▸ Task
Copy each line of the listing below exactly.

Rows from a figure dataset

______

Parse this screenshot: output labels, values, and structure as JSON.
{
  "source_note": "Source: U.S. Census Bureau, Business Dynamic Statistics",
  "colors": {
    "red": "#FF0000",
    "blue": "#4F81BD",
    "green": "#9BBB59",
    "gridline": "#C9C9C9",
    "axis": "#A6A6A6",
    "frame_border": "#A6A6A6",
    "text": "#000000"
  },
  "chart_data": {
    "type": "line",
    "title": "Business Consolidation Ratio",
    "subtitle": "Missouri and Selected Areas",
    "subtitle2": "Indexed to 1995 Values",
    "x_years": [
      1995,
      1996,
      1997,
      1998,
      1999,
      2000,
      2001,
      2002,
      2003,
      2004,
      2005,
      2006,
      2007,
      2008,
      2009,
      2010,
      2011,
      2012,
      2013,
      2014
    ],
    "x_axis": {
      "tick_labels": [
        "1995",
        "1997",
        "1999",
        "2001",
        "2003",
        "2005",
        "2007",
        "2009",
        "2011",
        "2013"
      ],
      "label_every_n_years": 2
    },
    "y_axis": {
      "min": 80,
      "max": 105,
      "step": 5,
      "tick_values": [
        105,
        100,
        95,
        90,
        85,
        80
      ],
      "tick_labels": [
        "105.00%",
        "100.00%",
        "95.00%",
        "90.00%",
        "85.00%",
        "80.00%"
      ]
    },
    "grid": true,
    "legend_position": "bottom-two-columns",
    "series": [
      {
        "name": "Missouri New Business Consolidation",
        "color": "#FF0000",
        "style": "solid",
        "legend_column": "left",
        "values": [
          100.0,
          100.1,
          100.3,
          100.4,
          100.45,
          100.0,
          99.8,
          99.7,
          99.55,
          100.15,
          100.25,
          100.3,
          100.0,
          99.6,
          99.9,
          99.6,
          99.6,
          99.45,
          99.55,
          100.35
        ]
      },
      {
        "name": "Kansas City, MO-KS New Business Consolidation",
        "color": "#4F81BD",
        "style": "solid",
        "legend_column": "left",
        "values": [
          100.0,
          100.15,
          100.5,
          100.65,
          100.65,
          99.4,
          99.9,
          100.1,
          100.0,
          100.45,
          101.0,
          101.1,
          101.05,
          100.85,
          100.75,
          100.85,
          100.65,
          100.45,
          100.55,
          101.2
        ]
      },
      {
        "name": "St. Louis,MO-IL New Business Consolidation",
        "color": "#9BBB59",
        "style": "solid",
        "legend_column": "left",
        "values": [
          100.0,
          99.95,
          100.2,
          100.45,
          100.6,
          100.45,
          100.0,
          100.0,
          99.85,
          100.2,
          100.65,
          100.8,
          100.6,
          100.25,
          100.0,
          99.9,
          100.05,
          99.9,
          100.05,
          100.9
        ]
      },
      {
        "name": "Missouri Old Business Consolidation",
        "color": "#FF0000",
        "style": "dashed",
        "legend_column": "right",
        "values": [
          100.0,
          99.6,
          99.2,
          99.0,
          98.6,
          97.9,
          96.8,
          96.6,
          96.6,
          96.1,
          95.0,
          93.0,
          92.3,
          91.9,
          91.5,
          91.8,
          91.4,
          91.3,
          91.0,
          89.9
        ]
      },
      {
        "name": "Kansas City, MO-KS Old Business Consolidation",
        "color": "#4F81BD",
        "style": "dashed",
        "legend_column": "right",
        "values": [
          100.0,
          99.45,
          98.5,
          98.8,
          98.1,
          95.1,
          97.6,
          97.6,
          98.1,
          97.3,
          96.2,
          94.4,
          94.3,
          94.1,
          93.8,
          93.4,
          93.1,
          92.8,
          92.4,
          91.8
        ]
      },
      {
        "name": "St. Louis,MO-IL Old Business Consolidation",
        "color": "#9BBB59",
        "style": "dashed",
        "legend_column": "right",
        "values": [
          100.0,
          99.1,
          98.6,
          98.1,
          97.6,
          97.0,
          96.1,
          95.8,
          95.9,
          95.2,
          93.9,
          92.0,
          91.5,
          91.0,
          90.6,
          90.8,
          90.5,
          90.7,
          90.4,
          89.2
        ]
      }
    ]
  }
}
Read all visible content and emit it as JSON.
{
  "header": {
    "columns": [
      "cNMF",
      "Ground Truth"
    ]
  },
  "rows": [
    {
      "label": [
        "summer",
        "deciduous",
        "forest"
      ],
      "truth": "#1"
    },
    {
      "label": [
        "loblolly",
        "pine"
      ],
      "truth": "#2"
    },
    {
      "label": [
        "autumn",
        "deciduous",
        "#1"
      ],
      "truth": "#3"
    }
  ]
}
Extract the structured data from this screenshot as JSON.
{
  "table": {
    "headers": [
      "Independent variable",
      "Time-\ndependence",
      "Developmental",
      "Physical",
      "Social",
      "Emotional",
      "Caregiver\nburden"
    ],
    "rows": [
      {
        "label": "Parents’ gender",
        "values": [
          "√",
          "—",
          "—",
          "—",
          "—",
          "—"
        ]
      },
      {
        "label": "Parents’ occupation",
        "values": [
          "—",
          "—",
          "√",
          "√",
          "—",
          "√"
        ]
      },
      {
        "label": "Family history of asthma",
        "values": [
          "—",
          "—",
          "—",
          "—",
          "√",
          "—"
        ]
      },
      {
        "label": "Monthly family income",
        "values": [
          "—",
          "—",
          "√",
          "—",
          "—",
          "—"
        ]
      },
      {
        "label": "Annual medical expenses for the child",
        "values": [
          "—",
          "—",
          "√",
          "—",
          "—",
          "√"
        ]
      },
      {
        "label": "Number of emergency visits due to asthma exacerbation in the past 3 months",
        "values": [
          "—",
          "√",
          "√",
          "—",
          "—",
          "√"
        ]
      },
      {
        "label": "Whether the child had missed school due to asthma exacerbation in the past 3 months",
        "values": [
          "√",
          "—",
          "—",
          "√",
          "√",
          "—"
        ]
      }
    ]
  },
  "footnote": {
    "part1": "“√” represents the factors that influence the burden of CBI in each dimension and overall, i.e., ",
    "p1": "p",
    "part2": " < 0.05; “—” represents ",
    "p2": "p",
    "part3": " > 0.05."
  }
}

______

▸ Result of the task
Parse this screenshot: output labels, values, and structure as JSON.
{
  "source_note": "Source: U.S. Census Bureau, Business Dynamic Statistics",
  "colors": {
    "red": "#FF0000",
    "blue": "#4F81BD",
    "green": "#9BBB59",
    "gridline": "#C9C9C9",
    "axis": "#A6A6A6",
    "frame_border": "#A6A6A6",
    "text": "#000000"
  },
  "chart_data": {
    "type": "line",
    "title": "Business Consolidation Ratio",
    "subtitle": "Missouri and Selected Areas",
    "subtitle2": "Indexed to 1995 Values",
    "x_years": [
      1995,
      1996,
      1997,
      1998,
      1999,
      2000,
      2001,
      2002,
      2003,
      2004,
      2005,
      2006,
      2007,
      2008,
      2009,
      2010,
      2011,
      2012,
      2013,
      2014
    ],
    "x_axis": {
      "tick_labels": [
        "1995",
        "1997",
        "1999",
        "2001",
        "2003",
        "2005",
        "2007",
        "2009",
        "2011",
        "2013"
      ],
      "label_every_n_years": 2
    },
    "y_axis": {
      "min": 80,
      "max": 105,
      "step": 5,
      "tick_values": [
        105,
        100,
        95,
        90,
        85,
        80
      ],
      "tick_labels": [
        "105.00%",
        "100.00%",
        "95.00%",
        "90.00%",
        "85.00%",
        "80.00%"
      ]
    },
    "grid": true,
    "legend_position": "bottom-two-columns",
    "series": [
      {
        "name": "Missouri New Business Consolidation",
        "color": "#FF0000",
        "style": "solid",
        "legend_column": "left",
        "values": [
          100.0,
          100.1,
          100.3,
          100.4,
          100.45,
          100.0,
          99.8,
          99.7,
          99.55,
          100.15,
          100.25,
          100.3,
          100.0,
          99.6,
          99.9,
          99.6,
          99.6,
          99.45,
          99.55,
          100.35
        ]
      },
      {
        "name": "Kansas City, MO-KS New Business Consolidation",
        "color": "#4F81BD",
        "style": "solid",
        "legend_column": "left",
        "values": [
          100.0,
          100.15,
          100.5,
          100.65,
          100.65,
          99.4,
          99.9,
          100.1,
          100.0,
          100.45,
          101.0,
          101.1,
          101.05,
          100.85,
          100.75,
          100.85,
          100.65,
          100.45,
          100.55,
          101.2
        ]
      },
      {
        "name": "St. Louis,MO-IL New Business Consolidation",
        "color": "#9BBB59",
        "style": "solid",
        "legend_column": "left",
        "values": [
          100.0,
          99.95,
          100.2,
          100.45,
          100.6,
          100.45,
          100.0,
          100.0,
          99.85,
          100.2,
          100.65,
          100.8,
          100.6,
          100.25,
          100.0,
          99.9,
          100.05,
          99.9,
          100.05,
          100.9
        ]
      },
      {
        "name": "Missouri Old Business Consolidation",
        "color": "#FF0000",
        "style": "dashed",
        "legend_column": "right",
        "values": [
          100.0,
          99.6,
          99.2,
          99.0,
          98.6,
          97.9,
          96.8,
          96.6,
          96.6,
          96.1,
          95.0,
          93.0,
          92.3,
          91.9,
          91.5,
          91.8,
          91.4,
          91.3,
          91.0,
          89.9
        ]
      },
      {
        "name": "Kansas City, MO-KS Old Business Consolidation",
        "color": "#4F81BD",
        "style": "dashed",
        "legend_column": "right",
        "values": [
          100.0,
          99.45,
          98.5,
          98.8,
          98.1,
          95.1,
          97.6,
          97.6,
          98.1,
          97.3,
          96.2,
          94.4,
          94.3,
          94.1,
          93.8,
          93.4,
          93.1,
          92.8,
          92.4,
          91.8
        ]
      },
      {
        "name": "St. Louis,MO-IL Old Business Consolidation",
        "color": "#9BBB59",
        "style": "dashed",
        "legend_column": "right",
        "values": [
          100.0,
          99.1,
          98.6,
          98.1,
          97.6,
          97.0,
          96.1,
          95.8,
          95.9,
          95.2,
          93.9,
          92.0,
          91.5,
          91.0,
          90.6,
          90.8,
          90.5,
          90.7,
          90.4,
          89.2
        ]
      }
    ]
  }
}
Read all visible content and emit it as JSON.
{
  "header": {
    "columns": [
      "cNMF",
      "Ground Truth"
    ]
  },
  "rows": [
    {
      "label": [
        "summer",
        "deciduous",
        "forest"
      ],
      "truth": "#1"
    },
    {
      "label": [
        "loblolly",
        "pine"
      ],
      "truth": "#2"
    },
    {
      "label": [
        "autumn",
        "deciduous",
        "#1"
      ],
      "truth": "#3"
    }
  ]
}
Extract the structured data from this screenshot as JSON.
{
  "table": {
    "headers": [
      "Independent variable",
      "Time-\ndependence",
      "Developmental",
      "Physical",
      "Social",
      "Emotional",
      "Caregiver\nburden"
    ],
    "rows": [
      {
        "label": "Parents’ gender",
        "values": [
          "√",
          "—",
          "—",
          "—",
          "—",
          "—"
        ]
      },
      {
        "label": "Parents’ occupation",
        "values": [
          "—",
          "—",
          "√",
          "√",
          "—",
          "√"
        ]
      },
      {
        "label": "Family history of asthma",
        "values": [
          "—",
          "—",
          "—",
          "—",
          "√",
          "—"
        ]
      },
      {
        "label": "Monthly family income",
        "values": [
          "—",
          "—",
          "√",
          "—",
          "—",
          "—"
        ]
      },
      {
        "label": "Annual medical expenses for the child",
        "values": [
          "—",
          "—",
          "√",
          "—",
          "—",
          "√"
        ]
      },
      {
        "label": "Number of emergency visits due to asthma exacerbation in the past 3 months",
        "values": [
          "—",
          "√",
          "√",
          "—",
          "—",
          "√"
        ]
      },
      {
        "label": "Whether the child had missed school due to asthma exacerbation in the past 3 months",
        "values": [
          "√",
          "—",
          "—",
          "√",
          "√",
          "—"
        ]
      }
    ]
  },
  "footnote": {
    "part1": "“√” represents the factors that influence the burden of CBI in each dimension and overall, i.e., ",
    "p1": "p",
    "part2": " < 0.05; “—” represents ",
    "p2": "p",
    "part3": " > 0.05."
  }
}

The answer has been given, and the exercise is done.